**Supplied data**
* Start *

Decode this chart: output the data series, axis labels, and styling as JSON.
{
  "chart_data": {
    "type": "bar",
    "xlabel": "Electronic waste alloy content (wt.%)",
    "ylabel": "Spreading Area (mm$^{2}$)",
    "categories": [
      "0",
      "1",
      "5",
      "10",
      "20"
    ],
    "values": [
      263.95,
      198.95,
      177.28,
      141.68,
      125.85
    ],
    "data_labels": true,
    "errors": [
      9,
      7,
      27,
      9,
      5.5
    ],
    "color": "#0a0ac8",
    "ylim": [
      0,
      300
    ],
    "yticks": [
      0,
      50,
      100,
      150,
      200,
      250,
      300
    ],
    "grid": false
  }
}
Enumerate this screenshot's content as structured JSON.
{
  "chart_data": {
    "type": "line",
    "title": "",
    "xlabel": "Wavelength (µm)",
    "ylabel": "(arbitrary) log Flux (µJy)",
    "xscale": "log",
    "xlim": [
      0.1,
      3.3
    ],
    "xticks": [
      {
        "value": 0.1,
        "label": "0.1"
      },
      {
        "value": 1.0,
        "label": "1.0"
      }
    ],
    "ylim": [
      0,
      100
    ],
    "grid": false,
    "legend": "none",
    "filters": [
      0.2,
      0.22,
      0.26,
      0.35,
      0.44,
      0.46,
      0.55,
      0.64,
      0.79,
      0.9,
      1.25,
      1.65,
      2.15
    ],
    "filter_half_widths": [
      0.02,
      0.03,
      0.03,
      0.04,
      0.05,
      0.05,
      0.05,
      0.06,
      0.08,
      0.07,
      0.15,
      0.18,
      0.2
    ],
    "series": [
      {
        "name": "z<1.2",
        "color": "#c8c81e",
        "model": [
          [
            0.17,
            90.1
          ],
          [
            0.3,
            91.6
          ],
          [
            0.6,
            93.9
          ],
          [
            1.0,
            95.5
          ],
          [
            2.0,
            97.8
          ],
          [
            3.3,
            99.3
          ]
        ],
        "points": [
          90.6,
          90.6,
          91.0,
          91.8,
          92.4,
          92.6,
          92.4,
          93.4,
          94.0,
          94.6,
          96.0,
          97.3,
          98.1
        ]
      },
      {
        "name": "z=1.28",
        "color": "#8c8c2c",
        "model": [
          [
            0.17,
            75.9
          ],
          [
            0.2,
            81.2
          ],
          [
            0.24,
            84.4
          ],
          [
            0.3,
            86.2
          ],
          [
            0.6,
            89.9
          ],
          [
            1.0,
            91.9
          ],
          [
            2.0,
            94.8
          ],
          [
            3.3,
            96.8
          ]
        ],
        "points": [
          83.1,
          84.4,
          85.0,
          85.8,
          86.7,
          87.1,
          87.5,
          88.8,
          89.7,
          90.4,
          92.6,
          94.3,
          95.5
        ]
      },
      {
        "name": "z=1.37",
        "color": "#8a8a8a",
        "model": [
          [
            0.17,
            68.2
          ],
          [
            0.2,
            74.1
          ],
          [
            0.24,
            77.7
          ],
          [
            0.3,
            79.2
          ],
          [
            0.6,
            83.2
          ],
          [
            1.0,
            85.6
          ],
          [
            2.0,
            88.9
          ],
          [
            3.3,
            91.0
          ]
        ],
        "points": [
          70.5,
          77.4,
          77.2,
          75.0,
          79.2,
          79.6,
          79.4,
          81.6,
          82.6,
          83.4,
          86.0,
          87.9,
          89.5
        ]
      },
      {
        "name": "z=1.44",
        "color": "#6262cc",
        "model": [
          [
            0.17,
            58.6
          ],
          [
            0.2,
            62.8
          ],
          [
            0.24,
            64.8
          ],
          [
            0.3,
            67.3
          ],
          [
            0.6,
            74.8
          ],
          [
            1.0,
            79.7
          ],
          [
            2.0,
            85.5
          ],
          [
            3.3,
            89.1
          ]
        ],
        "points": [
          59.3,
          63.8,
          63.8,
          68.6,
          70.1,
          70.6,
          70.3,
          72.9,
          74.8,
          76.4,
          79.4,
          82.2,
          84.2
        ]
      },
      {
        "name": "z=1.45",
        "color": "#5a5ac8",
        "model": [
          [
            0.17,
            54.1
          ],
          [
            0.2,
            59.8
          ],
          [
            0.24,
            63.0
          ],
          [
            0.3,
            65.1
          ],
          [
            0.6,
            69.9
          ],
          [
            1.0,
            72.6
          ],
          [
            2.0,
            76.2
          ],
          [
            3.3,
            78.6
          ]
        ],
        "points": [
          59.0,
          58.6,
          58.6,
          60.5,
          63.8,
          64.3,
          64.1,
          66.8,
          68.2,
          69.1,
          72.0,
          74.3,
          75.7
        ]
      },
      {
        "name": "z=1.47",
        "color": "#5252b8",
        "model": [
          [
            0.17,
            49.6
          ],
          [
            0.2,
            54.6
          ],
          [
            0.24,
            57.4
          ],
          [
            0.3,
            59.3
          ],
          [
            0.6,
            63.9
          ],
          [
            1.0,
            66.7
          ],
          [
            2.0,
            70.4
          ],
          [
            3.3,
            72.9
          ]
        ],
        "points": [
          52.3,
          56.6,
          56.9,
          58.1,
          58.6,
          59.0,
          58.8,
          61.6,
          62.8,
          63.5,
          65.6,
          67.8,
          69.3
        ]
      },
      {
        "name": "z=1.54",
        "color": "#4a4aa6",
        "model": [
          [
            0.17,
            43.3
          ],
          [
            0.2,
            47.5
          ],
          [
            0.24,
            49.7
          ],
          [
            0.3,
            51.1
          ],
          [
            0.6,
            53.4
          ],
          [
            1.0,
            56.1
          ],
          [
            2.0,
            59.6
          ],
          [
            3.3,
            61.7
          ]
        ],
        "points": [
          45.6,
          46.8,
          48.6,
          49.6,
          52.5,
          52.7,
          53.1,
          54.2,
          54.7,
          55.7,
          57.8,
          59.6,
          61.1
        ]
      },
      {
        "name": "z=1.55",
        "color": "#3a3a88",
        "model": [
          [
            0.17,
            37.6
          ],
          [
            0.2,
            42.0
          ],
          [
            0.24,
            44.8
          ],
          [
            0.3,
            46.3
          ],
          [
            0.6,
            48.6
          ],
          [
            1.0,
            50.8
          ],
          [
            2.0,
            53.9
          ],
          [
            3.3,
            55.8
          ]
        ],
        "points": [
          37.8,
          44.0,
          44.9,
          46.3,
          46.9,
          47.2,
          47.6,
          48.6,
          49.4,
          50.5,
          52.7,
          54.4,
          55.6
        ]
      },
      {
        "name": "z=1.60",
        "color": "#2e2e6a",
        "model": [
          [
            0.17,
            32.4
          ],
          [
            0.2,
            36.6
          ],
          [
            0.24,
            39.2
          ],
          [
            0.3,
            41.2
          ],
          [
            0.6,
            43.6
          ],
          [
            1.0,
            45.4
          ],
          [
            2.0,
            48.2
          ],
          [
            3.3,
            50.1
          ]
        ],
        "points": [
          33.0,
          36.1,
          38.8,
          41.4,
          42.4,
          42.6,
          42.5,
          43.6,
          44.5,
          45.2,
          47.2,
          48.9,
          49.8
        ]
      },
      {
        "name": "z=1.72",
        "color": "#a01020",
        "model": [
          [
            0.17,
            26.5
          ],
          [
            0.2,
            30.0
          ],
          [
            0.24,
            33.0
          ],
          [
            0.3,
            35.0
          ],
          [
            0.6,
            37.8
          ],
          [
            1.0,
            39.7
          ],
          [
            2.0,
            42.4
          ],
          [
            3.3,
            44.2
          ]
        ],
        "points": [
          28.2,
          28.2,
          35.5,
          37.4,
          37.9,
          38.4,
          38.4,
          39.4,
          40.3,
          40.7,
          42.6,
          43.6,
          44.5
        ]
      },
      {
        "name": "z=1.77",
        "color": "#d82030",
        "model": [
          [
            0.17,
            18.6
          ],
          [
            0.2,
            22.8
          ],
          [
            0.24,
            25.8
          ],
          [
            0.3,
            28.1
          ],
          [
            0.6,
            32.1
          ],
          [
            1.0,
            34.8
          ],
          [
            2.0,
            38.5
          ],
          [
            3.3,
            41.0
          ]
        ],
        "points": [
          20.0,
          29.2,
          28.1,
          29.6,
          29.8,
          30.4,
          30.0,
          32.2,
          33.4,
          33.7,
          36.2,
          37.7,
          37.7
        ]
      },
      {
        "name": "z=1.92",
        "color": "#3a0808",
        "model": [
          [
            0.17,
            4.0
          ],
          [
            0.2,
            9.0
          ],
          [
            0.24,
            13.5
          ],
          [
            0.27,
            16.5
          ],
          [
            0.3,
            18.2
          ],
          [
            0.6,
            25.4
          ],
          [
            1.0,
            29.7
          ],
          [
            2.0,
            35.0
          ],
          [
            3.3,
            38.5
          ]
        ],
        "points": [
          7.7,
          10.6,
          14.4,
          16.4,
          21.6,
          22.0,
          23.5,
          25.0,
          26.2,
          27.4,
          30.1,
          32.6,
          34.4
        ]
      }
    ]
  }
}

* End *

**Exercise**
Within the listing above, copy each line that has the string "content".

**Answer to this task**
    "xlabel": "Electronic waste alloy content (wt.%)",
Enumerate this screenshot's content as structured JSON.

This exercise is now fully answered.